Locate every line in the material below that has the word "結婚相手に求める理想の年収はどのくらいですか". Copy each of those lines.

Supplied records.

§ §

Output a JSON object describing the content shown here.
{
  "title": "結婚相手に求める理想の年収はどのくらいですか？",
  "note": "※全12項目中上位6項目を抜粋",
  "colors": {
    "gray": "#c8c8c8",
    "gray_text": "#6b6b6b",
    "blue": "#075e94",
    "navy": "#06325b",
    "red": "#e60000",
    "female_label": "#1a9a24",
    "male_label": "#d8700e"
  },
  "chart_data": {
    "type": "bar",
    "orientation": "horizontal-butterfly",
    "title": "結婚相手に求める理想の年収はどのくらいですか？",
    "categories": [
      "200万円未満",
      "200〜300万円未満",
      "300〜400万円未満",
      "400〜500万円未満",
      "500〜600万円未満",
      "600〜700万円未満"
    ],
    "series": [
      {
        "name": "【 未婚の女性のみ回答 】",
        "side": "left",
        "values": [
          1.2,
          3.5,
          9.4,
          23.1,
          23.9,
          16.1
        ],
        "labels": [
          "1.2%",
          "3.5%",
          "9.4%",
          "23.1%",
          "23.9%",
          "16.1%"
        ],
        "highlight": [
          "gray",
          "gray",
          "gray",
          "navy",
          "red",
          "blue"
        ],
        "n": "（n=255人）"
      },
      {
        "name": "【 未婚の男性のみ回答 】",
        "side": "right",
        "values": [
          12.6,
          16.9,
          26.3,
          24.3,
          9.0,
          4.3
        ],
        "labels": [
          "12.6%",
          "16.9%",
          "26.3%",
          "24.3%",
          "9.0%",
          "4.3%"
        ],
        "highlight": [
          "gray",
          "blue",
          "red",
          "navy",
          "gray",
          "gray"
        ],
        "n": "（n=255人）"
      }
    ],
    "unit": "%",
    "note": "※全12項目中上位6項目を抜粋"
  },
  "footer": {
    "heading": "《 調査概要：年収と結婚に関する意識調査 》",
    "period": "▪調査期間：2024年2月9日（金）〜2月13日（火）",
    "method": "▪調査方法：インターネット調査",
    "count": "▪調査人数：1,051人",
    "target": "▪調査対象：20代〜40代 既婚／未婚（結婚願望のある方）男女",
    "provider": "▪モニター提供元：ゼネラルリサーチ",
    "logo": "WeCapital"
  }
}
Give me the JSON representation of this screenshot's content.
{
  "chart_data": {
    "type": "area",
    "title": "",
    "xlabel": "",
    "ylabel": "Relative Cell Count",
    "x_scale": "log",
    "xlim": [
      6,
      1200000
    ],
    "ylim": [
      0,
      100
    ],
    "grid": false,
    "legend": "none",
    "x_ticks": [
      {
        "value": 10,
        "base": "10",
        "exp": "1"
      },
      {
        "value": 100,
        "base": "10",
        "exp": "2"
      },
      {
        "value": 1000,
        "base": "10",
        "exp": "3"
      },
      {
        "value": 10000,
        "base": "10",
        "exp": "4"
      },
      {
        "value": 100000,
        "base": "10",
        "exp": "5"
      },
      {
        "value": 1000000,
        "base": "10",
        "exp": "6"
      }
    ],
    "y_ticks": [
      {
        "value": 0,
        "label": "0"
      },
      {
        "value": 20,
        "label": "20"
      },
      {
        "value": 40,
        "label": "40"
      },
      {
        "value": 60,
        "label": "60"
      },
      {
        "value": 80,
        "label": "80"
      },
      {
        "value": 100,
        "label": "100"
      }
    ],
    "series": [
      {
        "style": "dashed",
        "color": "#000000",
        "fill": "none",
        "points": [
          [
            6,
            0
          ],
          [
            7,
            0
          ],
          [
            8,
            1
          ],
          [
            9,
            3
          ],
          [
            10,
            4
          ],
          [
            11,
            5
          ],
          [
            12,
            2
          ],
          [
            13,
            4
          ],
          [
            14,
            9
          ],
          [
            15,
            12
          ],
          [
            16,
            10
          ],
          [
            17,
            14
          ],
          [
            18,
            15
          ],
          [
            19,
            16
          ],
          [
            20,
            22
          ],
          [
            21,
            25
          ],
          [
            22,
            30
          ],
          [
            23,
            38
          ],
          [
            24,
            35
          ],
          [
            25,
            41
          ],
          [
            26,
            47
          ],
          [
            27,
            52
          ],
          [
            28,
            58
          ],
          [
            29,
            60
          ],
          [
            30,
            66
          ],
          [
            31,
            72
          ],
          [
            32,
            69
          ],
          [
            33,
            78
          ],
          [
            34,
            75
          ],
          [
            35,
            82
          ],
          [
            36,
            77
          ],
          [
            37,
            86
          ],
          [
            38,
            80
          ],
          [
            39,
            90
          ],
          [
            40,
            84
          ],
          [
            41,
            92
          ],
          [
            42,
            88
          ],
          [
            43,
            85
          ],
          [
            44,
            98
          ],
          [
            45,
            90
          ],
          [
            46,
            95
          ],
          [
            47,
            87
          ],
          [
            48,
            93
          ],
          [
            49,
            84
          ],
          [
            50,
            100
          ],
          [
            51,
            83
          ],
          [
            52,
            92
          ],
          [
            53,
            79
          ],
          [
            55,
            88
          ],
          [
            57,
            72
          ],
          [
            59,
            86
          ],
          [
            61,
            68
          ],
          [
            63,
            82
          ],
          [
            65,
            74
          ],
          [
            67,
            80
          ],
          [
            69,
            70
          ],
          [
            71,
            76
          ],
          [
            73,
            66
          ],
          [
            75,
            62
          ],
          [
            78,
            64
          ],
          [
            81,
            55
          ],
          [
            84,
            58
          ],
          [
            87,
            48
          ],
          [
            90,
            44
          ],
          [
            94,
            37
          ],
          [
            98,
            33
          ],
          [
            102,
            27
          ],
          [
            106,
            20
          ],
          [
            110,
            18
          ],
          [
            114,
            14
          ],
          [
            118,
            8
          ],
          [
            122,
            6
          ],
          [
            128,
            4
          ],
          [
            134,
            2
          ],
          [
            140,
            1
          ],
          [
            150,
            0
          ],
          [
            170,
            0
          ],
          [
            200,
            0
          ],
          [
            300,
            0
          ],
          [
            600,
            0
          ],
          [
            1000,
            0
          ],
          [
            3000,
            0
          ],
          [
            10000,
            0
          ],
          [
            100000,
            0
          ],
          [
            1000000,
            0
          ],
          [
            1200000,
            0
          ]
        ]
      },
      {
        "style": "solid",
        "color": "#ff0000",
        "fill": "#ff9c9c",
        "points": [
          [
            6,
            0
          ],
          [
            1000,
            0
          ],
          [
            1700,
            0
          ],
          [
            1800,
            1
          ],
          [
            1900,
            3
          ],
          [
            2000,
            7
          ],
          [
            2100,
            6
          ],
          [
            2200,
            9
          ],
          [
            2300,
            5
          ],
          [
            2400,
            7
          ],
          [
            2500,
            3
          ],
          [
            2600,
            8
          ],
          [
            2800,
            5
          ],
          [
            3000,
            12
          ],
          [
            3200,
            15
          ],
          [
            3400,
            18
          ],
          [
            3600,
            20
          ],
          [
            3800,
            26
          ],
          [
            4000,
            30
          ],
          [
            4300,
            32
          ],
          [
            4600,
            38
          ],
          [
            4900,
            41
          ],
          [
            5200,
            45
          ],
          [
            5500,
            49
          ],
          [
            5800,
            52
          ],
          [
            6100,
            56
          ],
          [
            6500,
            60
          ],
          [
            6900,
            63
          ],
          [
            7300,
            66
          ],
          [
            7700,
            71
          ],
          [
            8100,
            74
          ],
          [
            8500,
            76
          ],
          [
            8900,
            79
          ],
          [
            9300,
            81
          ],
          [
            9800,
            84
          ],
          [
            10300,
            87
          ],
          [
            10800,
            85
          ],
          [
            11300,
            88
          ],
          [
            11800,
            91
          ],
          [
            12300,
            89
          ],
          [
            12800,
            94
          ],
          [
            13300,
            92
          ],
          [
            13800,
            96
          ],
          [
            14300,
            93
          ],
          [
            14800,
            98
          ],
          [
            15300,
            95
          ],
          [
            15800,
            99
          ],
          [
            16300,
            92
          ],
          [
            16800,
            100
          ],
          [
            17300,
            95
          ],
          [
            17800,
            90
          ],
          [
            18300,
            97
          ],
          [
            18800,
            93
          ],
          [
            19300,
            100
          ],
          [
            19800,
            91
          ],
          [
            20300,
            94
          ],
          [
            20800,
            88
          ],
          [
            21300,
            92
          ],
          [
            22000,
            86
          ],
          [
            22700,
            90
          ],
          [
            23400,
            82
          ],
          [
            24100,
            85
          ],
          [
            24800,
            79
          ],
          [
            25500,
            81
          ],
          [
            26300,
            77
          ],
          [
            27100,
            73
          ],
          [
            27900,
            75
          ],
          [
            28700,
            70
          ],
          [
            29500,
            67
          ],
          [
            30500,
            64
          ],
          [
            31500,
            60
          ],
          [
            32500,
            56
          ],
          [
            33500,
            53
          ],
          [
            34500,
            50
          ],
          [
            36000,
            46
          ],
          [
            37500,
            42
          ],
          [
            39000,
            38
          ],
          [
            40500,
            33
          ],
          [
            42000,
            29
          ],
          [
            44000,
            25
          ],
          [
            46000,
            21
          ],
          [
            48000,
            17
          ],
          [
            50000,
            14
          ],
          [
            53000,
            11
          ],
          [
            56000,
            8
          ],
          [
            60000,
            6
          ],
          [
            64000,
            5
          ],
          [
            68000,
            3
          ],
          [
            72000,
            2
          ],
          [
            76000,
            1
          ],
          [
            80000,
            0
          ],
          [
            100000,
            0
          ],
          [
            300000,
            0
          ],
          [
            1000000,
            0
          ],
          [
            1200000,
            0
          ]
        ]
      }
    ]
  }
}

§ §

Full output.
  "title": "結婚相手に求める理想の年収はどのくらいですか？",
    "title": "結婚相手に求める理想の年収はどのくらいですか？",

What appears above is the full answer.